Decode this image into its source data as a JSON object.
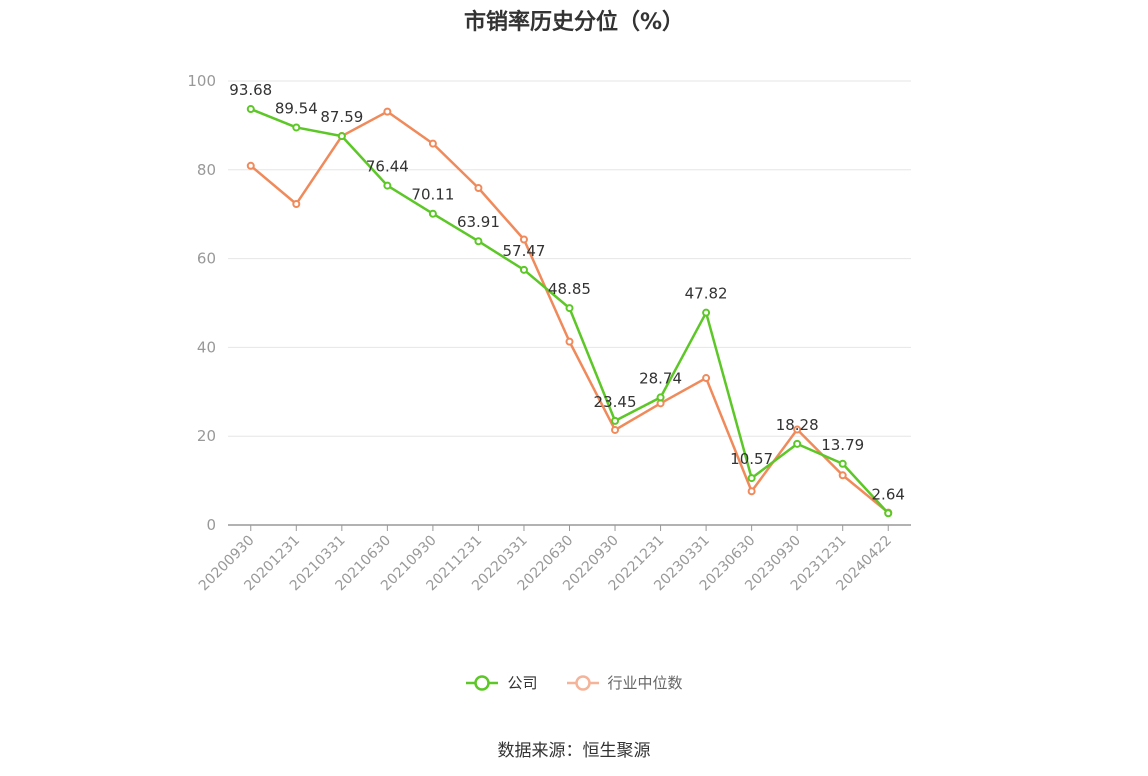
{
  "title": "市销率历史分位（%）",
  "source": "数据来源：恒生聚源",
  "colors": {
    "company": "#5cc727",
    "industry": "#f08a5b",
    "industry_legend": "#f5b49a",
    "grid": "#e6e6e6",
    "axis": "#999999",
    "tick_text": "#999999",
    "label_text": "#333333"
  },
  "chart_data": {
    "type": "line",
    "title": "市销率历史分位（%）",
    "categories": [
      "20200930",
      "20201231",
      "20210331",
      "20210630",
      "20210930",
      "20211231",
      "20220331",
      "20220630",
      "20220930",
      "20221231",
      "20230331",
      "20230630",
      "20230930",
      "20231231",
      "20240422"
    ],
    "ylim": [
      0,
      100
    ],
    "yticks": [
      0,
      20,
      40,
      60,
      80,
      100
    ],
    "grid": true,
    "legend_position": "bottom",
    "series": [
      {
        "name": "公司",
        "values": [
          93.68,
          89.54,
          87.59,
          76.44,
          70.11,
          63.91,
          57.47,
          48.85,
          23.45,
          28.74,
          47.82,
          10.57,
          18.28,
          13.79,
          2.64
        ],
        "labels": [
          "93.68",
          "89.54",
          "87.59",
          "76.44",
          "70.11",
          "63.91",
          "57.47",
          "48.85",
          "23.45",
          "28.74",
          "47.82",
          "10.57",
          "18.28",
          "13.79",
          "2.64"
        ]
      },
      {
        "name": "行业中位数",
        "values": [
          80.9,
          72.3,
          87.6,
          93.1,
          85.9,
          75.9,
          64.3,
          41.3,
          21.4,
          27.4,
          33.1,
          7.6,
          21.5,
          11.2,
          2.8
        ]
      }
    ]
  }
}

■ ■ ■ ■ ■

▶ What is required: All the lines above are to be given again exactly as they read, with the pictures removed.

▶ Output of the exercise:
Decode this image into its source data as a JSON object.
{
  "title": "市销率历史分位（%）",
  "source": "数据来源：恒生聚源",
  "colors": {
    "company": "#5cc727",
    "industry": "#f08a5b",
    "industry_legend": "#f5b49a",
    "grid": "#e6e6e6",
    "axis": "#999999",
    "tick_text": "#999999",
    "label_text": "#333333"
  },
  "chart_data": {
    "type": "line",
    "title": "市销率历史分位（%）",
    "categories": [
      "20200930",
      "20201231",
      "20210331",
      "20210630",
      "20210930",
      "20211231",
      "20220331",
      "20220630",
      "20220930",
      "20221231",
      "20230331",
      "20230630",
      "20230930",
      "20231231",
      "20240422"
    ],
    "ylim": [
      0,
      100
    ],
    "yticks": [
      0,
      20,
      40,
      60,
      80,
      100
    ],
    "grid": true,
    "legend_position": "bottom",
    "series": [
      {
        "name": "公司",
        "values": [
          93.68,
          89.54,
          87.59,
          76.44,
          70.11,
          63.91,
          57.47,
          48.85,
          23.45,
          28.74,
          47.82,
          10.57,
          18.28,
          13.79,
          2.64
        ],
        "labels": [
          "93.68",
          "89.54",
          "87.59",
          "76.44",
          "70.11",
          "63.91",
          "57.47",
          "48.85",
          "23.45",
          "28.74",
          "47.82",
          "10.57",
          "18.28",
          "13.79",
          "2.64"
        ]
      },
      {
        "name": "行业中位数",
        "values": [
          80.9,
          72.3,
          87.6,
          93.1,
          85.9,
          75.9,
          64.3,
          41.3,
          21.4,
          27.4,
          33.1,
          7.6,
          21.5,
          11.2,
          2.8
        ]
      }
    ]
  }
}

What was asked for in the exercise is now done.